Exercise objective — Scan the data for "houses" and copy the lines it appears in.

Stored records —
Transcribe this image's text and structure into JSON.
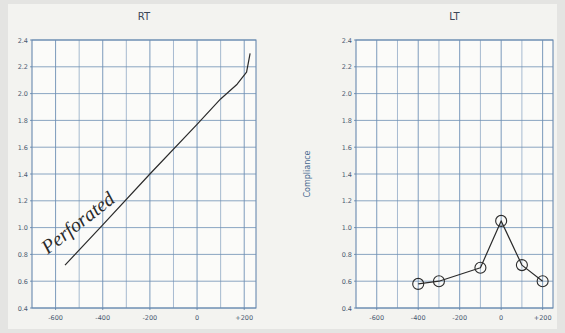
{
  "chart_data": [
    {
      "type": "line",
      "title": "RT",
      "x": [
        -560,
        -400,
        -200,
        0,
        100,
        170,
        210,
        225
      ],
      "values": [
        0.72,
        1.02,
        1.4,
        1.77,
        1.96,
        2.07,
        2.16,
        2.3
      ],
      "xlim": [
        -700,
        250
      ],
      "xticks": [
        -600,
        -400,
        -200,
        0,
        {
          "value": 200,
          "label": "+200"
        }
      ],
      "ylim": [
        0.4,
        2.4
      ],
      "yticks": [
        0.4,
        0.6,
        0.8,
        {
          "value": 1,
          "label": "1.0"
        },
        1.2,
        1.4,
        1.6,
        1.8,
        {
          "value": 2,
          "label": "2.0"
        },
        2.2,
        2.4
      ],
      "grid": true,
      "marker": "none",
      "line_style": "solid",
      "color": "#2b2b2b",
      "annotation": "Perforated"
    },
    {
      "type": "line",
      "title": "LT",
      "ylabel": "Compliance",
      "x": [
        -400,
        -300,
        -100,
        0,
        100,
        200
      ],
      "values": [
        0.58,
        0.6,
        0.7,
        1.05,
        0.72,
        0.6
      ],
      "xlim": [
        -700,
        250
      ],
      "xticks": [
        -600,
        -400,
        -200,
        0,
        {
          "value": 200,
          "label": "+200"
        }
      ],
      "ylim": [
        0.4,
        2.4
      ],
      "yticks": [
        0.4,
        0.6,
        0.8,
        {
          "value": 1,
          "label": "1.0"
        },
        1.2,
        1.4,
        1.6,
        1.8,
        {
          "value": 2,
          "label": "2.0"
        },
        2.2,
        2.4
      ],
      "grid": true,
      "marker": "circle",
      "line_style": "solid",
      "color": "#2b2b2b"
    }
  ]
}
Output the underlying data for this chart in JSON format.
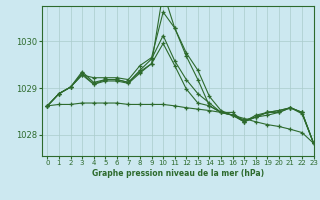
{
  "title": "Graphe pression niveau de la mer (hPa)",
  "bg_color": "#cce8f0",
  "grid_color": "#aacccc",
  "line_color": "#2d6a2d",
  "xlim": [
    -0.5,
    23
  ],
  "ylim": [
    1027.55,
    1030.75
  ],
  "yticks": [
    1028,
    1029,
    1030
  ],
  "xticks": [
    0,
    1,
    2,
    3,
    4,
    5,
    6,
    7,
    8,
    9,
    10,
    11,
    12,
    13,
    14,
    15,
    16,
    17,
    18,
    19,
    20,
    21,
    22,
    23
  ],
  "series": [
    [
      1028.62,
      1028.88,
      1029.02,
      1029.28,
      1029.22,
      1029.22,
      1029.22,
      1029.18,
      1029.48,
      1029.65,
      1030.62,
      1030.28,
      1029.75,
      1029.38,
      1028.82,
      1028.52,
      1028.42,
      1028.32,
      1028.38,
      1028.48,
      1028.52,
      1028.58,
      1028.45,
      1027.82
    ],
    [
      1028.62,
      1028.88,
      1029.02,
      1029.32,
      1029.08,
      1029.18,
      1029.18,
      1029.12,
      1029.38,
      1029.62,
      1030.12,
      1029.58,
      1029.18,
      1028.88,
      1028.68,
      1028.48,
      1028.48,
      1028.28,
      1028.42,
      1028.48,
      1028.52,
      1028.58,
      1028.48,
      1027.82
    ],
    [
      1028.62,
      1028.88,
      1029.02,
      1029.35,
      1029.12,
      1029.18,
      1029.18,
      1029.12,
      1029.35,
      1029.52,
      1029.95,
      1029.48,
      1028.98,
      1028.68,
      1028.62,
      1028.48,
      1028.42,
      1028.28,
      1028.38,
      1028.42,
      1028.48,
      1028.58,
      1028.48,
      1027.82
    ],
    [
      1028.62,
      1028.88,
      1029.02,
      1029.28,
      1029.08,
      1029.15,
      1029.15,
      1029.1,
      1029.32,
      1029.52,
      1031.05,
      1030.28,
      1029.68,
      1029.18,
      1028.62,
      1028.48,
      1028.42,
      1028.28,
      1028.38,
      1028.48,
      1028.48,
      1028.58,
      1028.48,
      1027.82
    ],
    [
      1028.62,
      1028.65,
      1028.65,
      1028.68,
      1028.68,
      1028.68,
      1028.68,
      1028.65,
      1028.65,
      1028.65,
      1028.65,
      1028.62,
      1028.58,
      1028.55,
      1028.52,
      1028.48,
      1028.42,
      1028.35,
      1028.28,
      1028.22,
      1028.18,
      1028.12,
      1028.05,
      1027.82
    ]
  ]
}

==

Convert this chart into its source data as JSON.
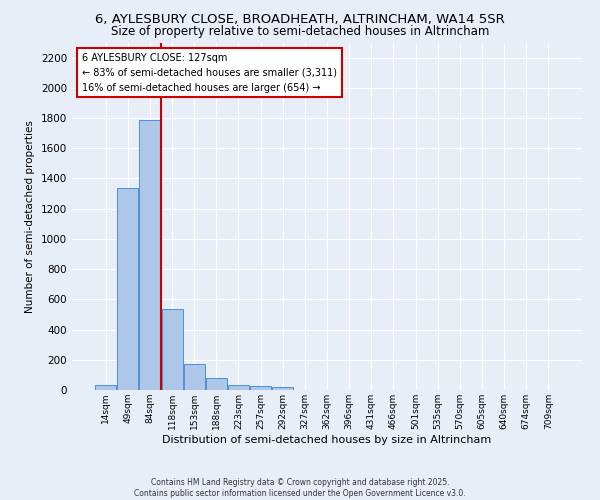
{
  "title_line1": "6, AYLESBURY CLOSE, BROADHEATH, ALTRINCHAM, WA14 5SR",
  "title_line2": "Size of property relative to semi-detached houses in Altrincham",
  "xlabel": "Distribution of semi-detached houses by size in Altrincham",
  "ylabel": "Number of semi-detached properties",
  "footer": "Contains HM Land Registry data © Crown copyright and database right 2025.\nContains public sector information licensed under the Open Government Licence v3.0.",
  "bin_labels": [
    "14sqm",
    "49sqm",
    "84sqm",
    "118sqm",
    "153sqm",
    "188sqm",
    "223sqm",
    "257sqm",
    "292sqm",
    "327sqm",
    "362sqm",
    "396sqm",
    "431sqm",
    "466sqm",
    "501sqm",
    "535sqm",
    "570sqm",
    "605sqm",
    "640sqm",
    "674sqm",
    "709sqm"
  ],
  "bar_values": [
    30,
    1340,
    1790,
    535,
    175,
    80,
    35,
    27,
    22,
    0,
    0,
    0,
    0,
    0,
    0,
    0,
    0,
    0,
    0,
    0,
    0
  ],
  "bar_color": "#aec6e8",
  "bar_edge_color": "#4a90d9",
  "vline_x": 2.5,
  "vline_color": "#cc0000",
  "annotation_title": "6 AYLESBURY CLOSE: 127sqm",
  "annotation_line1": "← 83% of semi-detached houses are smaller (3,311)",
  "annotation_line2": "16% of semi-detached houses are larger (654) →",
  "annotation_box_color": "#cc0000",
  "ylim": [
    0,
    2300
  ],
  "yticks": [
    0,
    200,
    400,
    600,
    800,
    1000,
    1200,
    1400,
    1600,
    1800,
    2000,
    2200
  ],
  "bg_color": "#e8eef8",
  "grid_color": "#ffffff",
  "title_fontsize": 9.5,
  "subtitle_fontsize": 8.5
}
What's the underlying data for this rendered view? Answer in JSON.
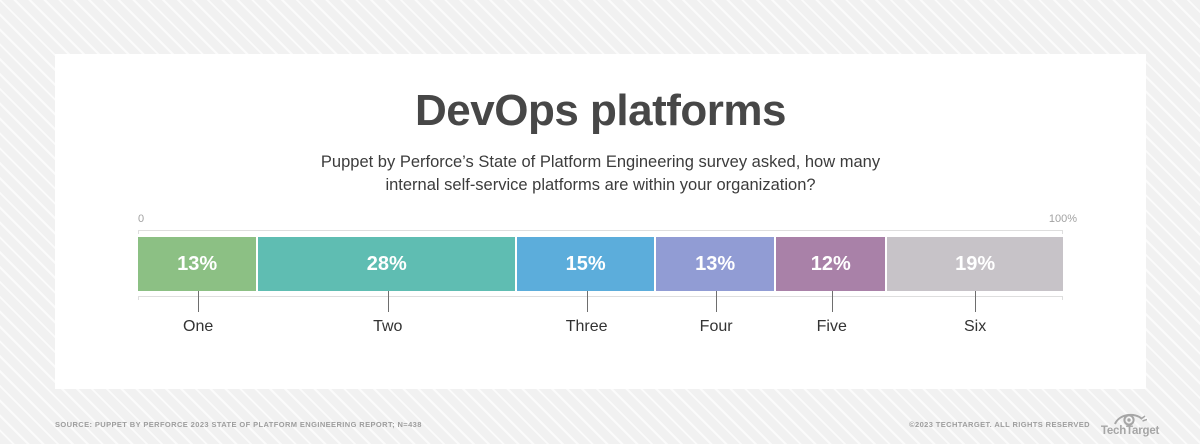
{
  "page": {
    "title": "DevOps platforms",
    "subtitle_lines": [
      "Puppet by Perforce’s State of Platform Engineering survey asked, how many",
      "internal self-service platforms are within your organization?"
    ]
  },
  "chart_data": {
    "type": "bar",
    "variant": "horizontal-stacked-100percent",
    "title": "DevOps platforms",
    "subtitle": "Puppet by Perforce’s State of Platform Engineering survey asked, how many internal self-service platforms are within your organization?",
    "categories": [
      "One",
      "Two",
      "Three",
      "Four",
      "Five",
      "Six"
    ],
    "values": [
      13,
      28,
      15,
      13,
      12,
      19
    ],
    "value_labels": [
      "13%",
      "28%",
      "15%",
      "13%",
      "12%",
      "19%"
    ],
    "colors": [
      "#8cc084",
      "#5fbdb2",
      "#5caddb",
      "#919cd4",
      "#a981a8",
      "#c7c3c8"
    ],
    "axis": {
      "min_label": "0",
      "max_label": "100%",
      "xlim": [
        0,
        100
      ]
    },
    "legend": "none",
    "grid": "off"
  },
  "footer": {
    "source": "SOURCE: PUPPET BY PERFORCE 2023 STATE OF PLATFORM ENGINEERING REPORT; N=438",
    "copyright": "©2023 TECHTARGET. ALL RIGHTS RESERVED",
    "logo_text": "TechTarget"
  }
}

The response —
  "title_line2": "Size of property relative to semi-detached houses in Altrincham",
  "xlabel": "Distribution of semi-detached houses by size in Altrincham",
  "annotation_line1": "← 83% of semi-detached houses are smaller (3,311)",
  "annotation_line2": "16% of semi-detached houses are larger (654) →",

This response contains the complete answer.